Excerpts from a figure dataset:

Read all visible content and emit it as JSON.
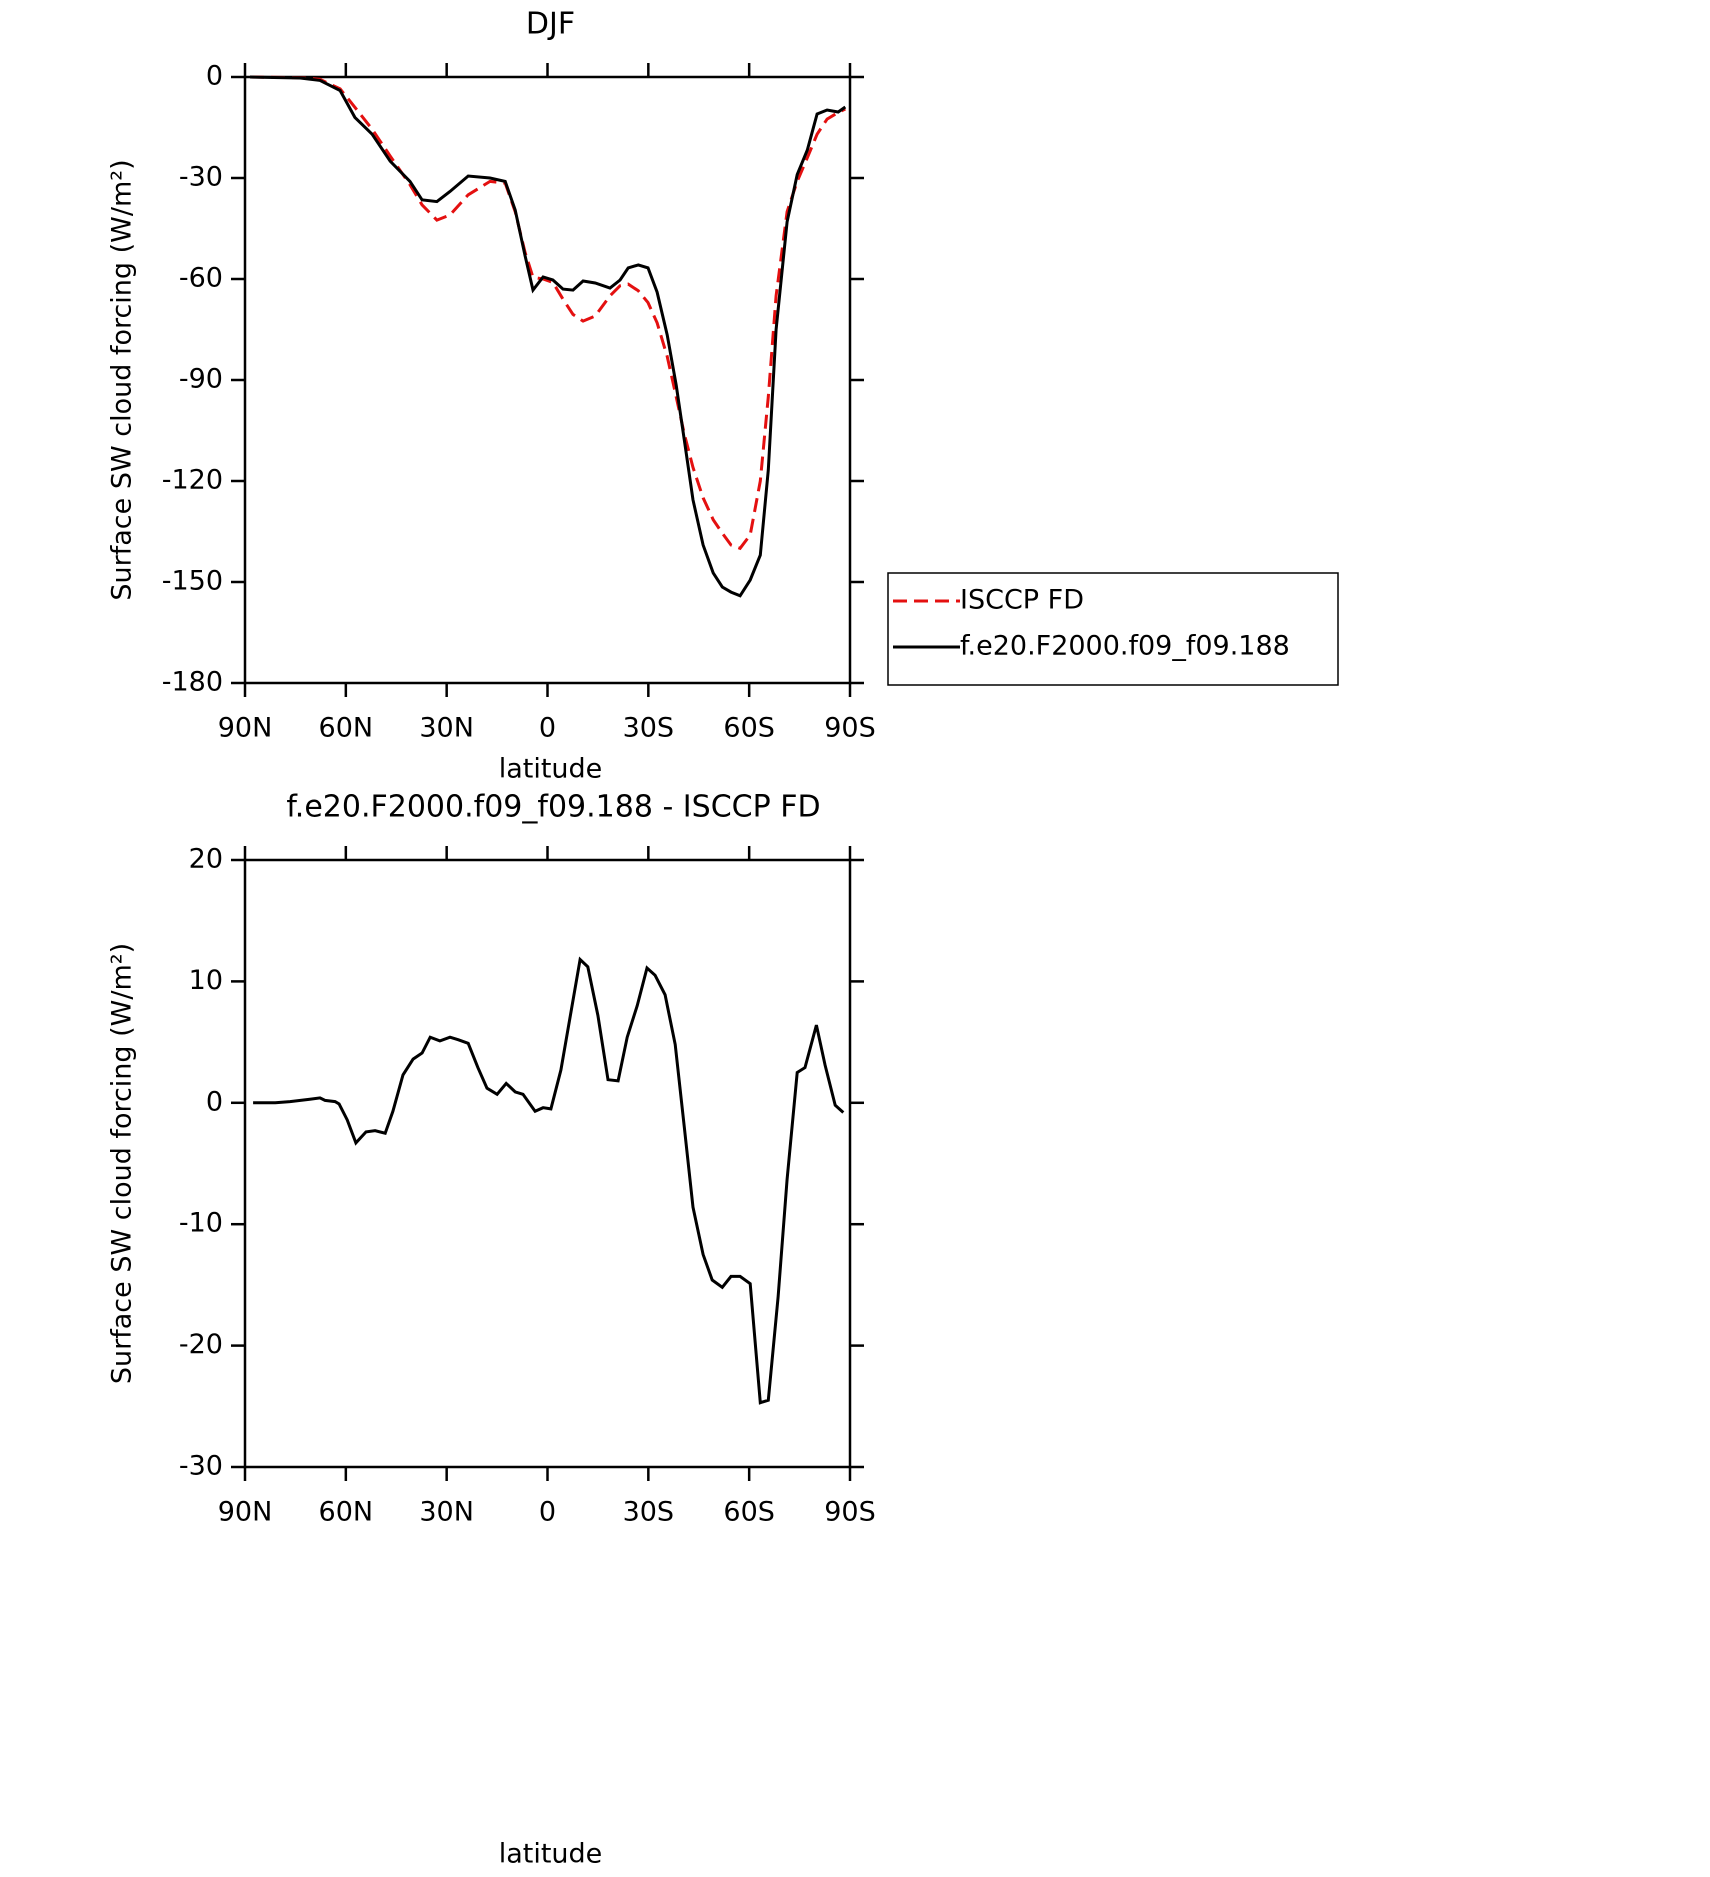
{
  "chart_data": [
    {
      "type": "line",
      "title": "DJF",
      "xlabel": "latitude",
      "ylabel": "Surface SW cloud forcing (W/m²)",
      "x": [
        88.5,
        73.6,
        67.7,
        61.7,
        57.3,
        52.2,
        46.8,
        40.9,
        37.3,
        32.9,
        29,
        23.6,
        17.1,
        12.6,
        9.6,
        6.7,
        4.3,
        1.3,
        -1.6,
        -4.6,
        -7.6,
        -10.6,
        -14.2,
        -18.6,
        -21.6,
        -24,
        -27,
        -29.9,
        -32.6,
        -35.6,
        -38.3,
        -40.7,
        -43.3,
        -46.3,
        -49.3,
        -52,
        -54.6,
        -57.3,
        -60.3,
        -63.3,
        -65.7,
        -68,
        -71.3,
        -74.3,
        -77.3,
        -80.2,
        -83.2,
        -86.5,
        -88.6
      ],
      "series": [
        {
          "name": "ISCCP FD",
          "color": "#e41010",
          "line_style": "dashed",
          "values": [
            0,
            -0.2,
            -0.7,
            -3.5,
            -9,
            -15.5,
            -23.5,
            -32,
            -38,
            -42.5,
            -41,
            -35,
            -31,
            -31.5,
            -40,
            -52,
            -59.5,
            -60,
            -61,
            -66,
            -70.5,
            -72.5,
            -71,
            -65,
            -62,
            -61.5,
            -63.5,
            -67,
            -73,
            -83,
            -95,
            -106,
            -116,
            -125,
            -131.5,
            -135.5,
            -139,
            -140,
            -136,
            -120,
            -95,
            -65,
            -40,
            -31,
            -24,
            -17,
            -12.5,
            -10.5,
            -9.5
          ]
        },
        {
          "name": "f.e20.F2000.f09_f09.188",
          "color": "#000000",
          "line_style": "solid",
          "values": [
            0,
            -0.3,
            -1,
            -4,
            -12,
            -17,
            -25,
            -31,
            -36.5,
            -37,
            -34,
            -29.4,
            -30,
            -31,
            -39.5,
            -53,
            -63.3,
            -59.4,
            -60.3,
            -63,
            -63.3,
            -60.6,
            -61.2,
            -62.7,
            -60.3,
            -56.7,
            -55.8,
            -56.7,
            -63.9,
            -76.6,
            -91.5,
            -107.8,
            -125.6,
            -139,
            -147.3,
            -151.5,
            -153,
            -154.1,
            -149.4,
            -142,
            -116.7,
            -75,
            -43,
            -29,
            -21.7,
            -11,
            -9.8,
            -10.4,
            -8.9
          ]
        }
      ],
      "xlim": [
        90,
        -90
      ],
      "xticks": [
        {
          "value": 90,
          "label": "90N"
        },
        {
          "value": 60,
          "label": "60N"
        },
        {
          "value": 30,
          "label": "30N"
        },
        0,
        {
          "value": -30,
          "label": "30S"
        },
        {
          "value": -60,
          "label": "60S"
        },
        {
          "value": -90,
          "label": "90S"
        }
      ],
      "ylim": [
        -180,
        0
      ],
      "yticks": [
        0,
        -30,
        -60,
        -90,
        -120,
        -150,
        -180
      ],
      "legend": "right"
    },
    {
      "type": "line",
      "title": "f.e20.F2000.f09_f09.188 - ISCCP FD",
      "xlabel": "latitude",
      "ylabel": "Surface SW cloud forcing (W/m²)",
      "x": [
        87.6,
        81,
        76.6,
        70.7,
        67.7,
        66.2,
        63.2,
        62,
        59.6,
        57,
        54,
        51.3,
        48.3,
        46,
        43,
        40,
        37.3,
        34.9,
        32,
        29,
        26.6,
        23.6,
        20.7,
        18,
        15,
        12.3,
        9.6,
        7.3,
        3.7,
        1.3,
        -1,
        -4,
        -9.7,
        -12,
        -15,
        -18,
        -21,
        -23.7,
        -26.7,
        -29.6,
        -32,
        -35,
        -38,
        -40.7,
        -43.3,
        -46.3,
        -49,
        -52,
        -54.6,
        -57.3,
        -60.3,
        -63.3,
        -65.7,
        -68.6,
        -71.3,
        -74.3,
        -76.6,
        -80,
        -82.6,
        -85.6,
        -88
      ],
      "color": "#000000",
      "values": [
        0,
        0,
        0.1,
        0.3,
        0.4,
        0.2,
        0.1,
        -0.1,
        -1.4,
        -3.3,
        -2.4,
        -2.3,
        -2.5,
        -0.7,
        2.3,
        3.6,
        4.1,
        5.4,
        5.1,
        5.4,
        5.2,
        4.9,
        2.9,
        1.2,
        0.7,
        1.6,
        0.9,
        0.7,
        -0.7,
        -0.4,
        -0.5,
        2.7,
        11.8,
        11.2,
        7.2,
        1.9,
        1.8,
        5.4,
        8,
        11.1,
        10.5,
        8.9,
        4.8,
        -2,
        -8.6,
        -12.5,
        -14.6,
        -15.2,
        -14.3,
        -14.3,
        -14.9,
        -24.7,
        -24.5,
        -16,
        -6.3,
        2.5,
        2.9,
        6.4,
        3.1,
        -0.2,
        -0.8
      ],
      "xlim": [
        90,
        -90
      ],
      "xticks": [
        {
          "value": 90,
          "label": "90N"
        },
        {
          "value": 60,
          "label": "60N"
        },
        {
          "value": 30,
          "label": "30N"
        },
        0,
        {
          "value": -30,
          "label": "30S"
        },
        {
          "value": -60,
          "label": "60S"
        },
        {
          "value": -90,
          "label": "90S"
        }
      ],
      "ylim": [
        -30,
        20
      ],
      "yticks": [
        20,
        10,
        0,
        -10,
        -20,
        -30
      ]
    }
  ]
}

**DO THIS**
Count the lines in the records above that contain the word "name", and reply with only that number.

**COMPLETED TASK**
2